EXERCISE: Copy down every line where the string "JSON" shows up.

(Records from a dataset)
start

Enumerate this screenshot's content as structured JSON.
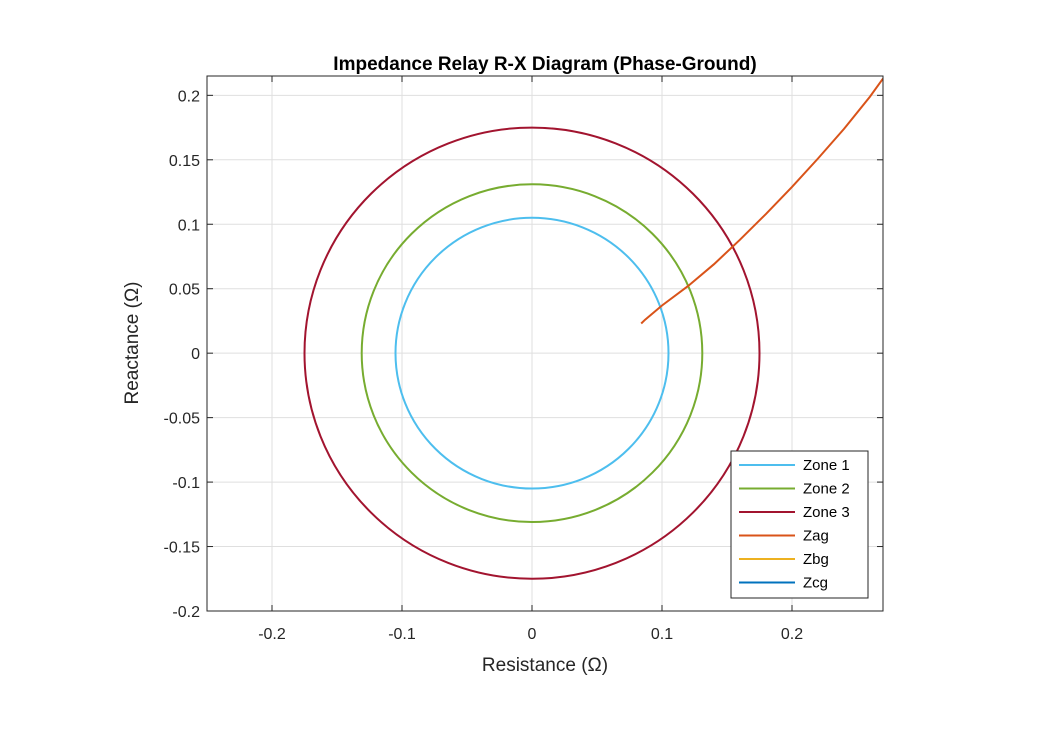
{
  "chart_data": {
    "type": "line",
    "title": "Impedance Relay R-X Diagram (Phase-Ground)",
    "xlabel": "Resistance (Ω)",
    "ylabel": "Reactance (Ω)",
    "xlim": [
      -0.25,
      0.27
    ],
    "ylim": [
      -0.2,
      0.215
    ],
    "xticks": [
      -0.2,
      -0.1,
      0,
      0.1,
      0.2
    ],
    "xtick_labels": [
      "-0.2",
      "-0.1",
      "0",
      "0.1",
      "0.2"
    ],
    "yticks": [
      -0.2,
      -0.15,
      -0.1,
      -0.05,
      0,
      0.05,
      0.1,
      0.15,
      0.2
    ],
    "ytick_labels": [
      "-0.2",
      "-0.15",
      "-0.1",
      "-0.05",
      "0",
      "0.05",
      "0.1",
      "0.15",
      "0.2"
    ],
    "grid": true,
    "legend_position": "bottom-right",
    "series": [
      {
        "name": "Zone 1",
        "kind": "circle",
        "center": [
          0,
          0
        ],
        "radius": 0.105,
        "color": "#4DBEEE"
      },
      {
        "name": "Zone 2",
        "kind": "circle",
        "center": [
          0,
          0
        ],
        "radius": 0.131,
        "color": "#77AC30"
      },
      {
        "name": "Zone 3",
        "kind": "circle",
        "center": [
          0,
          0
        ],
        "radius": 0.175,
        "color": "#A2142F"
      },
      {
        "name": "Zag",
        "kind": "line",
        "color": "#D95319",
        "x": [
          0.084,
          0.087,
          0.1,
          0.12,
          0.14,
          0.16,
          0.18,
          0.2,
          0.22,
          0.24,
          0.26,
          0.27
        ],
        "y": [
          0.023,
          0.026,
          0.037,
          0.052,
          0.069,
          0.088,
          0.108,
          0.129,
          0.151,
          0.174,
          0.199,
          0.213
        ]
      },
      {
        "name": "Zbg",
        "kind": "line",
        "color": "#EDB120",
        "x": [],
        "y": []
      },
      {
        "name": "Zcg",
        "kind": "line",
        "color": "#0072BD",
        "x": [],
        "y": []
      }
    ]
  }
}
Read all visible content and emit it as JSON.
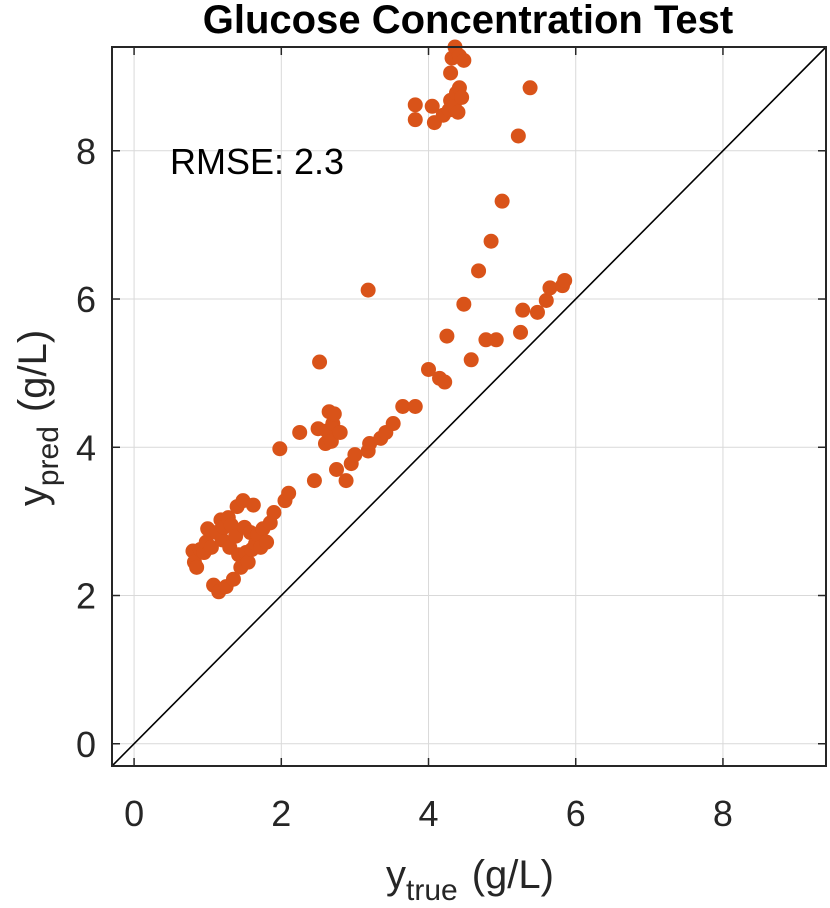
{
  "chart_data": {
    "type": "scatter",
    "title": "Glucose Concentration Test",
    "xlabel": {
      "main": "y",
      "sub": "true",
      "unit": "(g/L)"
    },
    "ylabel": {
      "main": "y",
      "sub": "pred",
      "unit": "(g/L)"
    },
    "xlim": [
      -0.3,
      9.4
    ],
    "ylim": [
      -0.3,
      9.4
    ],
    "xticks": [
      0,
      2,
      4,
      6,
      8
    ],
    "yticks": [
      0,
      2,
      4,
      6,
      8
    ],
    "grid": true,
    "annotation": "RMSE: 2.3",
    "reference_line": "y = x",
    "marker_color": "#D95319",
    "points": [
      [
        0.8,
        2.6
      ],
      [
        0.82,
        2.45
      ],
      [
        0.85,
        2.38
      ],
      [
        0.9,
        2.62
      ],
      [
        0.95,
        2.58
      ],
      [
        0.98,
        2.72
      ],
      [
        1.0,
        2.9
      ],
      [
        1.05,
        2.65
      ],
      [
        1.08,
        2.14
      ],
      [
        1.12,
        2.85
      ],
      [
        1.15,
        2.05
      ],
      [
        1.18,
        3.02
      ],
      [
        1.2,
        2.75
      ],
      [
        1.22,
        2.92
      ],
      [
        1.25,
        2.12
      ],
      [
        1.28,
        3.05
      ],
      [
        1.3,
        2.65
      ],
      [
        1.32,
        2.95
      ],
      [
        1.35,
        2.22
      ],
      [
        1.38,
        2.8
      ],
      [
        1.4,
        3.2
      ],
      [
        1.42,
        2.55
      ],
      [
        1.45,
        2.38
      ],
      [
        1.48,
        3.28
      ],
      [
        1.5,
        2.92
      ],
      [
        1.52,
        2.58
      ],
      [
        1.55,
        2.45
      ],
      [
        1.58,
        2.85
      ],
      [
        1.6,
        2.62
      ],
      [
        1.62,
        3.22
      ],
      [
        1.65,
        2.7
      ],
      [
        1.68,
        2.82
      ],
      [
        1.72,
        2.65
      ],
      [
        1.75,
        2.9
      ],
      [
        1.8,
        2.72
      ],
      [
        1.85,
        2.98
      ],
      [
        1.9,
        3.12
      ],
      [
        1.98,
        3.98
      ],
      [
        2.05,
        3.28
      ],
      [
        2.1,
        3.38
      ],
      [
        2.25,
        4.2
      ],
      [
        2.45,
        3.55
      ],
      [
        2.5,
        4.25
      ],
      [
        2.52,
        5.15
      ],
      [
        2.6,
        4.05
      ],
      [
        2.62,
        4.22
      ],
      [
        2.65,
        4.48
      ],
      [
        2.68,
        4.08
      ],
      [
        2.7,
        4.32
      ],
      [
        2.72,
        4.45
      ],
      [
        2.75,
        3.7
      ],
      [
        2.8,
        4.2
      ],
      [
        2.88,
        3.55
      ],
      [
        2.95,
        3.78
      ],
      [
        3.0,
        3.9
      ],
      [
        3.18,
        3.95
      ],
      [
        3.18,
        6.12
      ],
      [
        3.2,
        4.05
      ],
      [
        3.35,
        4.12
      ],
      [
        3.42,
        4.2
      ],
      [
        3.52,
        4.32
      ],
      [
        3.65,
        4.55
      ],
      [
        3.82,
        4.55
      ],
      [
        3.82,
        8.62
      ],
      [
        3.82,
        8.42
      ],
      [
        4.0,
        5.05
      ],
      [
        4.05,
        8.6
      ],
      [
        4.08,
        8.38
      ],
      [
        4.15,
        4.93
      ],
      [
        4.2,
        8.48
      ],
      [
        4.22,
        4.88
      ],
      [
        4.25,
        5.5
      ],
      [
        4.28,
        8.55
      ],
      [
        4.3,
        9.05
      ],
      [
        4.3,
        8.68
      ],
      [
        4.32,
        9.25
      ],
      [
        4.35,
        8.6
      ],
      [
        4.36,
        9.4
      ],
      [
        4.38,
        8.78
      ],
      [
        4.4,
        8.52
      ],
      [
        4.42,
        8.85
      ],
      [
        4.42,
        9.28
      ],
      [
        4.45,
        8.72
      ],
      [
        4.48,
        5.93
      ],
      [
        4.48,
        9.22
      ],
      [
        4.58,
        5.18
      ],
      [
        4.68,
        6.38
      ],
      [
        4.78,
        5.45
      ],
      [
        4.85,
        6.78
      ],
      [
        4.92,
        5.45
      ],
      [
        5.0,
        7.32
      ],
      [
        5.22,
        8.2
      ],
      [
        5.25,
        5.55
      ],
      [
        5.28,
        5.85
      ],
      [
        5.38,
        8.85
      ],
      [
        5.48,
        5.82
      ],
      [
        5.6,
        5.98
      ],
      [
        5.65,
        6.15
      ],
      [
        5.82,
        6.18
      ],
      [
        5.85,
        6.25
      ]
    ]
  }
}
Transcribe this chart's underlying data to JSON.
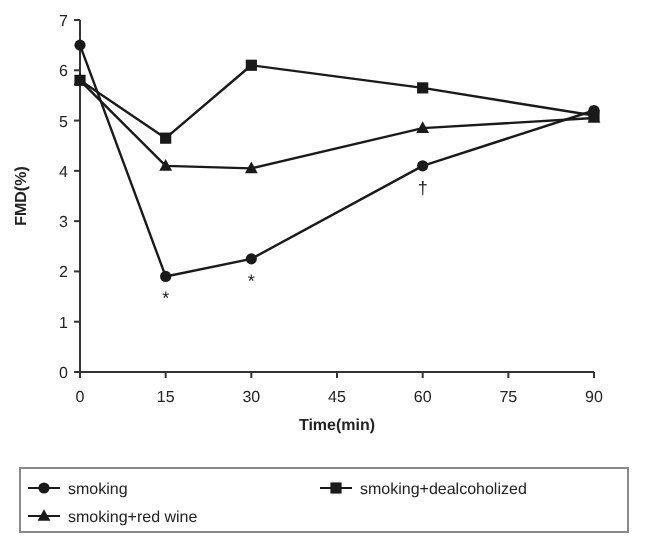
{
  "chart_data": {
    "type": "line",
    "xlabel": "Time(min)",
    "ylabel": "FMD(%)",
    "x": [
      0,
      15,
      30,
      60,
      90
    ],
    "xlim": [
      0,
      90
    ],
    "xticks": [
      0,
      15,
      30,
      45,
      60,
      75,
      90
    ],
    "ylim": [
      0,
      7
    ],
    "yticks": [
      0,
      1,
      2,
      3,
      4,
      5,
      6,
      7
    ],
    "legend": "bottom",
    "grid": false,
    "line_style": "solid",
    "series": [
      {
        "name": "smoking",
        "color": "#1a1a1a",
        "marker": "circle",
        "values": [
          6.5,
          1.9,
          2.25,
          4.1,
          5.2
        ]
      },
      {
        "name": "smoking+dealcoholized",
        "color": "#1a1a1a",
        "marker": "square",
        "values": [
          5.8,
          4.65,
          6.1,
          5.65,
          5.1
        ]
      },
      {
        "name": "smoking+red wine",
        "color": "#1a1a1a",
        "marker": "triangle",
        "values": [
          5.8,
          4.1,
          4.05,
          4.85,
          5.05
        ]
      }
    ],
    "annotations": [
      {
        "text": "*",
        "x": 15,
        "y": 1.9
      },
      {
        "text": "*",
        "x": 30,
        "y": 2.25
      },
      {
        "text": "†",
        "x": 60,
        "y": 4.1
      }
    ]
  }
}
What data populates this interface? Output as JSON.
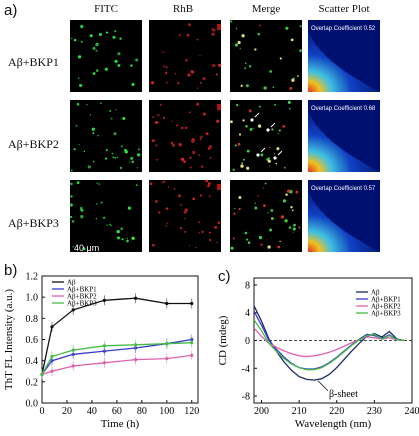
{
  "panel_a": {
    "letter": "a)",
    "column_headers": [
      "FITC",
      "RhB",
      "Merge",
      "Scatter Plot"
    ],
    "rows": [
      {
        "label": "Aβ+BKP1",
        "overlap_label": "Overlap Coefficient",
        "overlap_value": "0.52"
      },
      {
        "label": "Aβ+BKP2",
        "overlap_label": "Overlap Coefficient",
        "overlap_value": "0.68"
      },
      {
        "label": "Aβ+BKP3",
        "overlap_label": "Overlap Coefficient",
        "overlap_value": "0.57"
      }
    ],
    "scale_bar": "40 μm"
  },
  "chart_data": [
    {
      "panel": "b)",
      "type": "line",
      "xlabel": "Time (h)",
      "ylabel": "ThT FL Intensity (a.u.)",
      "xlim": [
        0,
        125
      ],
      "ylim": [
        0.0,
        1.2
      ],
      "xticks": [
        0,
        20,
        40,
        60,
        80,
        100,
        120
      ],
      "yticks": [
        0.0,
        0.2,
        0.4,
        0.6,
        0.8,
        1.0,
        1.2
      ],
      "legend_position": "top-left",
      "series": [
        {
          "name": "Aβ",
          "color": "#111111",
          "x": [
            0,
            8,
            25,
            50,
            75,
            100,
            120
          ],
          "y": [
            0.27,
            0.72,
            0.88,
            0.97,
            0.99,
            0.94,
            0.94
          ]
        },
        {
          "name": "Aβ+BKP1",
          "color": "#3a3acc",
          "x": [
            0,
            8,
            25,
            50,
            75,
            100,
            120
          ],
          "y": [
            0.27,
            0.4,
            0.46,
            0.49,
            0.52,
            0.56,
            0.6
          ]
        },
        {
          "name": "Aβ+BKP2",
          "color": "#e060b0",
          "x": [
            0,
            8,
            25,
            50,
            75,
            100,
            120
          ],
          "y": [
            0.27,
            0.3,
            0.35,
            0.38,
            0.41,
            0.42,
            0.45
          ]
        },
        {
          "name": "Aβ+BKP3",
          "color": "#44bb44",
          "x": [
            0,
            8,
            25,
            50,
            75,
            100,
            120
          ],
          "y": [
            0.27,
            0.44,
            0.5,
            0.54,
            0.55,
            0.56,
            0.57
          ]
        }
      ]
    },
    {
      "panel": "c)",
      "type": "line",
      "xlabel": "Wavelength (nm)",
      "ylabel": "CD (mdeg)",
      "xlim": [
        198,
        240
      ],
      "ylim": [
        -9,
        9
      ],
      "xticks": [
        200,
        210,
        220,
        230,
        240
      ],
      "yticks": [
        -8,
        -4,
        0,
        4,
        8
      ],
      "legend_position": "top-right",
      "annotation": "β-sheet",
      "series": [
        {
          "name": "Aβ",
          "color": "#1a2a6a",
          "x": [
            198,
            200,
            202,
            204,
            206,
            208,
            210,
            212,
            214,
            216,
            218,
            220,
            222,
            224,
            226,
            228,
            230,
            232,
            234,
            236,
            238
          ],
          "y": [
            5.0,
            2.8,
            0.2,
            -1.6,
            -3.1,
            -4.3,
            -5.2,
            -5.6,
            -5.7,
            -5.5,
            -4.9,
            -3.9,
            -2.7,
            -1.5,
            -0.4,
            0.6,
            1.0,
            0.5,
            1.3,
            0.2,
            0.0
          ]
        },
        {
          "name": "Aβ+BKP1",
          "color": "#3a3acc",
          "x": [
            198,
            200,
            202,
            204,
            206,
            208,
            210,
            212,
            214,
            216,
            218,
            220,
            222,
            224,
            226,
            228,
            230,
            232,
            234,
            236,
            238
          ],
          "y": [
            4.2,
            2.2,
            0.0,
            -1.3,
            -2.4,
            -3.3,
            -3.9,
            -4.1,
            -4.1,
            -3.8,
            -3.2,
            -2.4,
            -1.5,
            -0.6,
            0.2,
            0.9,
            0.7,
            0.3,
            0.8,
            0.1,
            0.0
          ]
        },
        {
          "name": "Aβ+BKP2",
          "color": "#e060b0",
          "x": [
            198,
            200,
            202,
            204,
            206,
            208,
            210,
            212,
            214,
            216,
            218,
            220,
            222,
            224,
            226,
            228,
            230,
            232,
            234,
            236,
            238
          ],
          "y": [
            1.8,
            0.6,
            -0.4,
            -1.0,
            -1.5,
            -1.9,
            -2.2,
            -2.3,
            -2.2,
            -2.0,
            -1.7,
            -1.3,
            -0.8,
            -0.3,
            0.1,
            0.5,
            0.4,
            0.2,
            0.4,
            0.1,
            0.0
          ]
        },
        {
          "name": "Aβ+BKP3",
          "color": "#44bb44",
          "x": [
            198,
            200,
            202,
            204,
            206,
            208,
            210,
            212,
            214,
            216,
            218,
            220,
            222,
            224,
            226,
            228,
            230,
            232,
            234,
            236,
            238
          ],
          "y": [
            3.0,
            1.4,
            -0.4,
            -1.6,
            -2.6,
            -3.4,
            -3.9,
            -4.2,
            -4.2,
            -3.9,
            -3.3,
            -2.5,
            -1.6,
            -0.7,
            0.1,
            0.7,
            0.9,
            0.2,
            0.7,
            0.1,
            0.0
          ]
        }
      ]
    }
  ]
}
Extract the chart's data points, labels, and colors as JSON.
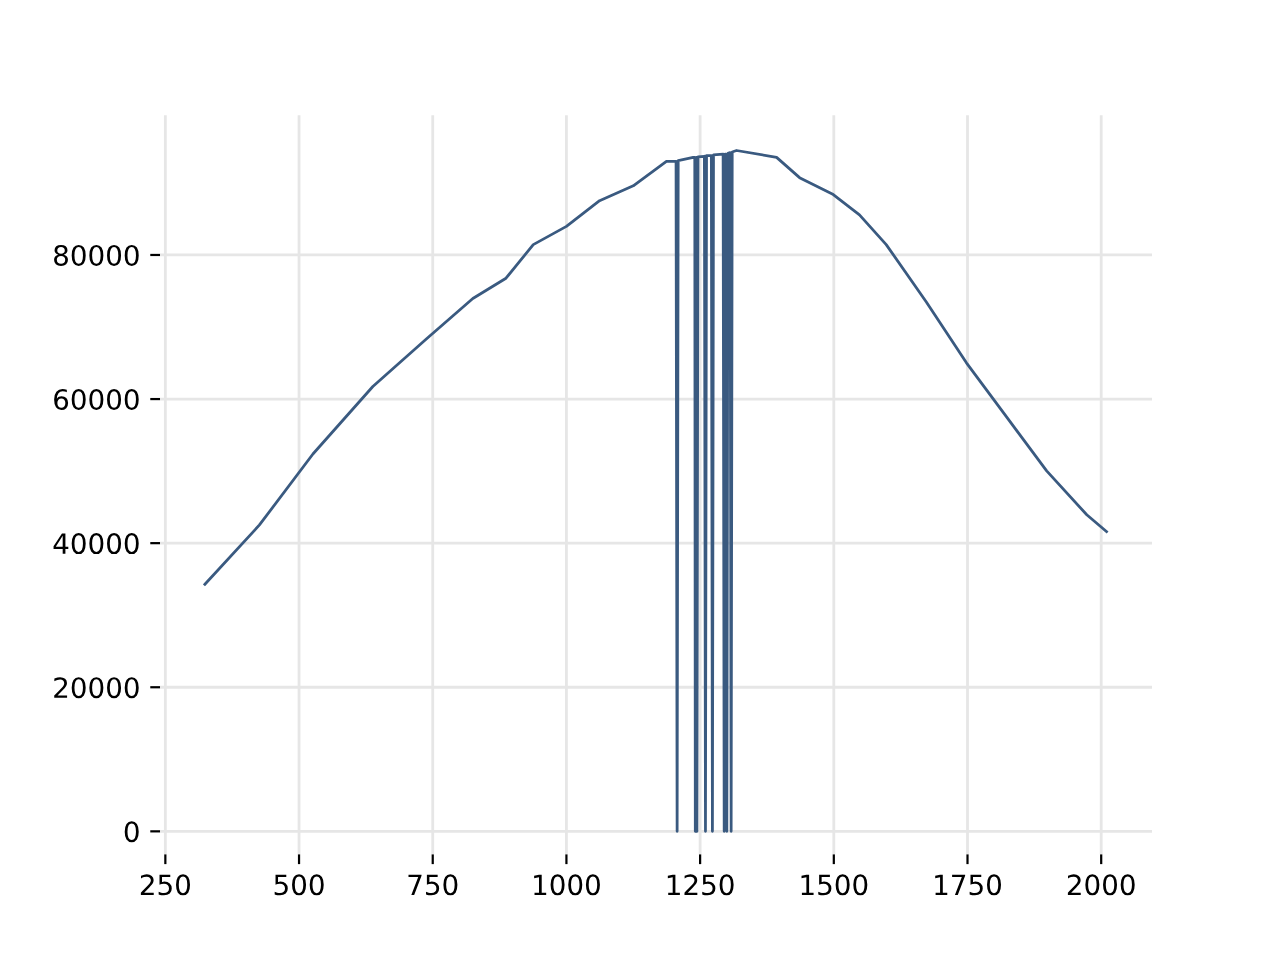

end

TASK RESULT:
Enumerate this screenshot's content as structured JSON.
Read all visible content and emit it as JSON.
Transcribe this chart's underlying data to JSON.
What data populates this interface? Output as JSON.
Extract the chart's data points, labels, and colors as JSON.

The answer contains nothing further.